[Items from a data source]
----

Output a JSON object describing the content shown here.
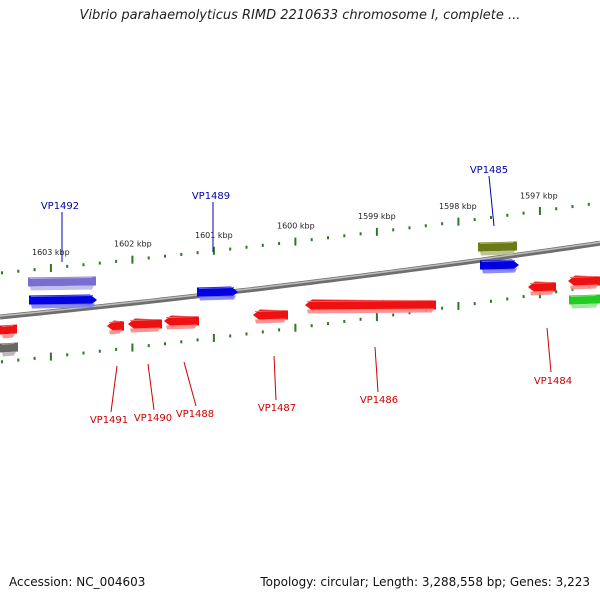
{
  "title": "Vibrio parahaemolyticus RIMD 2210633 chromosome I, complete ...",
  "footer": {
    "accession": "Accession: NC_004603",
    "summary": "Topology: circular; Length: 3,288,558 bp; Genes: 3,223"
  },
  "colors": {
    "backbone": "#8a8a8a",
    "forward_gene": "#0000e0",
    "forward_other": "#7a6fd0",
    "reverse_gene": "#ee1111",
    "rna": "#6b7a14",
    "green": "#22cc22",
    "tick": "#2a7a22",
    "label_forward": "#0000aa",
    "label_reverse": "#cc0000"
  },
  "kbp_labels": [
    "1603 kbp",
    "1602 kbp",
    "1601 kbp",
    "1600 kbp",
    "1599 kbp",
    "1598 kbp",
    "1597 kbp"
  ],
  "genes": [
    {
      "name": "VP1492",
      "strand": "forward"
    },
    {
      "name": "VP1489",
      "strand": "forward"
    },
    {
      "name": "VP1485",
      "strand": "forward"
    },
    {
      "name": "VP1491",
      "strand": "reverse"
    },
    {
      "name": "VP1490",
      "strand": "reverse"
    },
    {
      "name": "VP1488",
      "strand": "reverse"
    },
    {
      "name": "VP1487",
      "strand": "reverse"
    },
    {
      "name": "VP1486",
      "strand": "reverse"
    },
    {
      "name": "VP1484",
      "strand": "reverse"
    }
  ]
}
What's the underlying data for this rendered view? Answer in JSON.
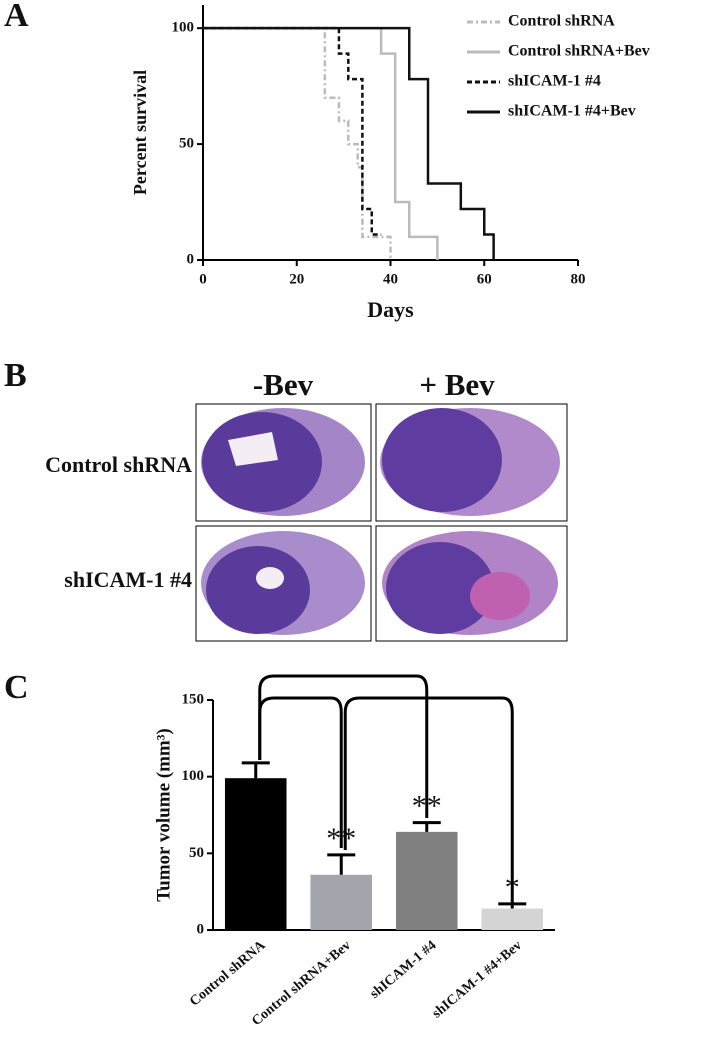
{
  "panel_labels": [
    "A",
    "B",
    "C"
  ],
  "histology": {
    "columns": [
      "-Bev",
      "+ Bev"
    ],
    "rows": [
      "Control shRNA",
      "shICAM-1 #4"
    ]
  },
  "chart_data": [
    {
      "type": "line",
      "xlabel": "Days",
      "ylabel": "Percent survival",
      "xlim": [
        0,
        80
      ],
      "xticks": [
        0,
        20,
        40,
        60,
        80
      ],
      "ylim": [
        0,
        110
      ],
      "yticks": [
        0,
        50,
        100
      ],
      "series": [
        {
          "name": "Control shRNA",
          "color": "#bbbbbb",
          "dash": "6,3,2,3",
          "x": [
            0,
            26,
            26,
            29,
            29,
            31,
            31,
            33,
            33,
            34,
            34,
            40,
            40
          ],
          "values": [
            100,
            100,
            70,
            70,
            60,
            60,
            50,
            50,
            40,
            40,
            10,
            10,
            0
          ]
        },
        {
          "name": "Control shRNA+Bev",
          "color": "#bbbbbb",
          "dash": "",
          "x": [
            0,
            38,
            38,
            41,
            41,
            44,
            44,
            50,
            50
          ],
          "values": [
            100,
            100,
            89,
            89,
            25,
            25,
            10,
            10,
            0
          ]
        },
        {
          "name": "shICAM-1 #4",
          "color": "#111111",
          "dash": "5,3",
          "x": [
            0,
            29,
            29,
            31,
            31,
            34,
            34,
            36,
            36,
            38
          ],
          "values": [
            100,
            100,
            89,
            89,
            78,
            78,
            22,
            22,
            11,
            11
          ]
        },
        {
          "name": "shICAM-1 #4+Bev",
          "color": "#111111",
          "dash": "",
          "x": [
            0,
            44,
            44,
            48,
            48,
            55,
            55,
            60,
            60,
            62,
            62
          ],
          "values": [
            100,
            100,
            78,
            78,
            33,
            33,
            22,
            22,
            11,
            11,
            0
          ]
        }
      ]
    },
    {
      "type": "bar",
      "ylabel": "Tumor volume (mm³)",
      "categories": [
        "Control shRNA",
        "Control shRNA+Bev",
        "shICAM-1 #4",
        "shICAM-1 #4+Bev"
      ],
      "values": [
        99,
        36,
        64,
        14
      ],
      "errors": [
        10,
        13,
        6,
        3
      ],
      "colors": [
        "#000000",
        "#a4a4ac",
        "#808080",
        "#d4d4d4"
      ],
      "ylim": [
        0,
        150
      ],
      "yticks": [
        0,
        50,
        100,
        150
      ],
      "annotations": [
        {
          "index": 1,
          "text": "**"
        },
        {
          "index": 2,
          "text": "**"
        },
        {
          "index": 3,
          "text": "*"
        }
      ]
    }
  ]
}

----

YOUR TASK – Among the records above, find each line holding "Control" and list it.

EXERCISE RESULT –
      "Control shRNA",
          "name": "Control shRNA",
          "name": "Control shRNA+Bev",
        "Control shRNA",
        "Control shRNA+Bev",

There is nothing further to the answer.